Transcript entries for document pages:
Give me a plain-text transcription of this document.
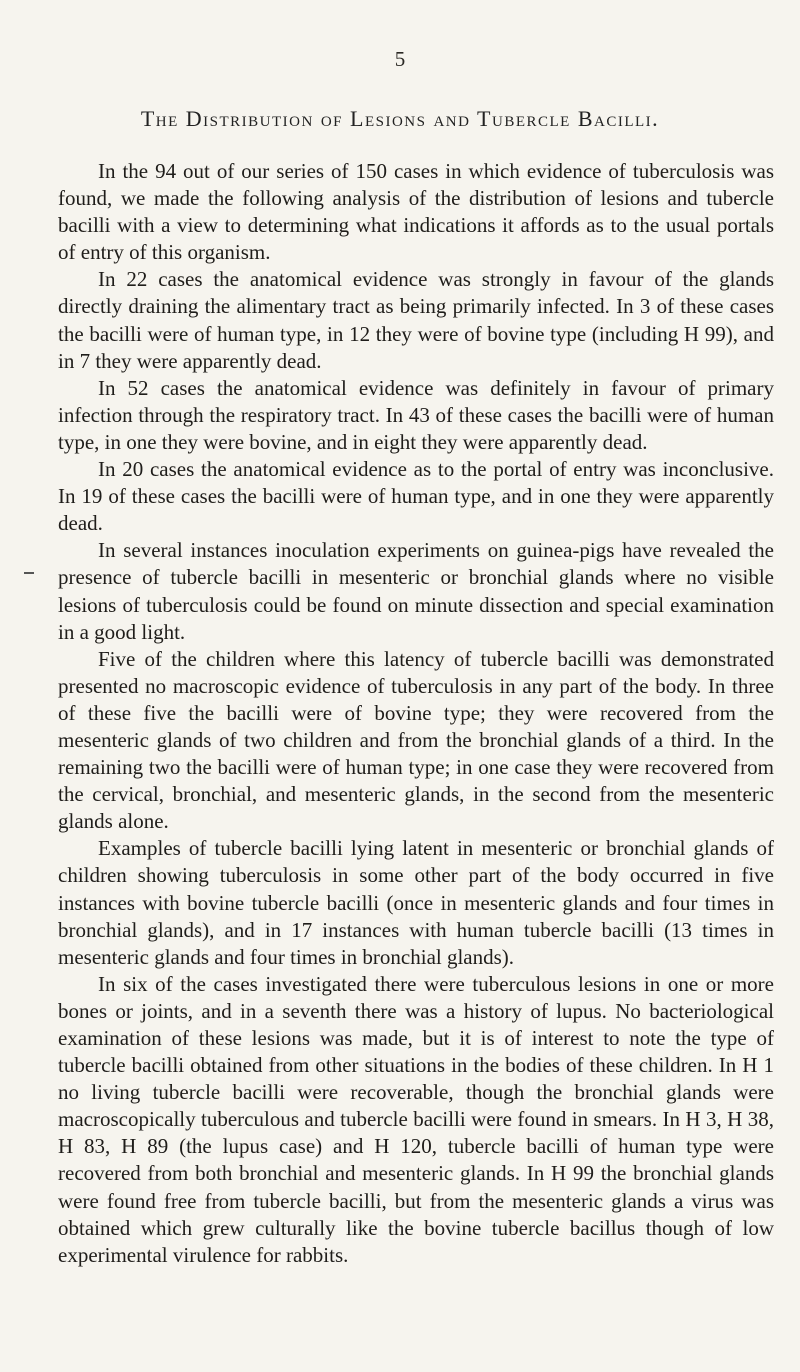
5
The Distribution of Lesions and Tubercle Bacilli.

In the 94 out of our series of 150 cases in which evidence of tuberculosis was found, we made the following analysis of the distribution of lesions and tubercle bacilli with a view to determining what indications it affords as to the usual portals of entry of this organism.

In 22 cases the anatomical evidence was strongly in favour of the glands directly draining the alimentary tract as being primarily infected. In 3 of these cases the bacilli were of human type, in 12 they were of bovine type (including H 99), and in 7 they were apparently dead.

In 52 cases the anatomical evidence was definitely in favour of primary infection through the respiratory tract. In 43 of these cases the bacilli were of human type, in one they were bovine, and in eight they were apparently dead.

In 20 cases the anatomical evidence as to the portal of entry was inconclusive. In 19 of these cases the bacilli were of human type, and in one they were apparently dead.

In several instances inoculation experiments on guinea-pigs have revealed the presence of tubercle bacilli in mesenteric or bronchial glands where no visible lesions of tuberculosis could be found on minute dissection and special examination in a good light.

Five of the children where this latency of tubercle bacilli was demonstrated presented no macroscopic evidence of tuberculosis in any part of the body. In three of these five the bacilli were of bovine type; they were recovered from the mesenteric glands of two children and from the bronchial glands of a third. In the remaining two the bacilli were of human type; in one case they were recovered from the cervical, bronchial, and mesenteric glands, in the second from the mesenteric glands alone.

Examples of tubercle bacilli lying latent in mesenteric or bronchial glands of children showing tuberculosis in some other part of the body occurred in five instances with bovine tubercle bacilli (once in mesenteric glands and four times in bronchial glands), and in 17 instances with human tubercle bacilli (13 times in mesenteric glands and four times in bronchial glands).

In six of the cases investigated there were tuberculous lesions in one or more bones or joints, and in a seventh there was a history of lupus. No bacteriological examination of these lesions was made, but it is of interest to note the type of tubercle bacilli obtained from other situations in the bodies of these children. In H 1 no living tubercle bacilli were recoverable, though the bronchial glands were macroscopically tuberculous and tubercle bacilli were found in smears. In H 3, H 38, H 83, H 89 (the lupus case) and H 120, tubercle bacilli of human type were recovered from both bronchial and mesenteric glands. In H 99 the bronchial glands were found free from tubercle bacilli, but from the mesenteric glands a virus was obtained which grew culturally like the bovine tubercle bacillus though of low experimental virulence for rabbits.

Task requirements — Restate each of the entries above word for word and skip every image.

Problem solution —
Give me a plain-text transcription of this document.
5
The Distribution of Lesions and Tubercle Bacilli.

In the 94 out of our series of 150 cases in which evidence of tuberculosis was found, we made the following analysis of the distribution of lesions and tubercle bacilli with a view to determining what indications it affords as to the usual portals of entry of this organism.

In 22 cases the anatomical evidence was strongly in favour of the glands directly draining the alimentary tract as being primarily infected. In 3 of these cases the bacilli were of human type, in 12 they were of bovine type (including H 99), and in 7 they were apparently dead.

In 52 cases the anatomical evidence was definitely in favour of primary infection through the respiratory tract. In 43 of these cases the bacilli were of human type, in one they were bovine, and in eight they were apparently dead.

In 20 cases the anatomical evidence as to the portal of entry was inconclusive. In 19 of these cases the bacilli were of human type, and in one they were apparently dead.

In several instances inoculation experiments on guinea-pigs have revealed the presence of tubercle bacilli in mesenteric or bronchial glands where no visible lesions of tuberculosis could be found on minute dissection and special examination in a good light.

Five of the children where this latency of tubercle bacilli was demonstrated presented no macroscopic evidence of tuberculosis in any part of the body. In three of these five the bacilli were of bovine type; they were recovered from the mesenteric glands of two children and from the bronchial glands of a third. In the remaining two the bacilli were of human type; in one case they were recovered from the cervical, bronchial, and mesenteric glands, in the second from the mesenteric glands alone.

Examples of tubercle bacilli lying latent in mesenteric or bronchial glands of children showing tuberculosis in some other part of the body occurred in five instances with bovine tubercle bacilli (once in mesenteric glands and four times in bronchial glands), and in 17 instances with human tubercle bacilli (13 times in mesenteric glands and four times in bronchial glands).

In six of the cases investigated there were tuberculous lesions in one or more bones or joints, and in a seventh there was a history of lupus. No bacteriological examination of these lesions was made, but it is of interest to note the type of tubercle bacilli obtained from other situations in the bodies of these children. In H 1 no living tubercle bacilli were recoverable, though the bronchial glands were macroscopically tuberculous and tubercle bacilli were found in smears. In H 3, H 38, H 83, H 89 (the lupus case) and H 120, tubercle bacilli of human type were recovered from both bronchial and mesenteric glands. In H 99 the bronchial glands were found free from tubercle bacilli, but from the mesenteric glands a virus was obtained which grew culturally like the bovine tubercle bacillus though of low experimental virulence for rabbits.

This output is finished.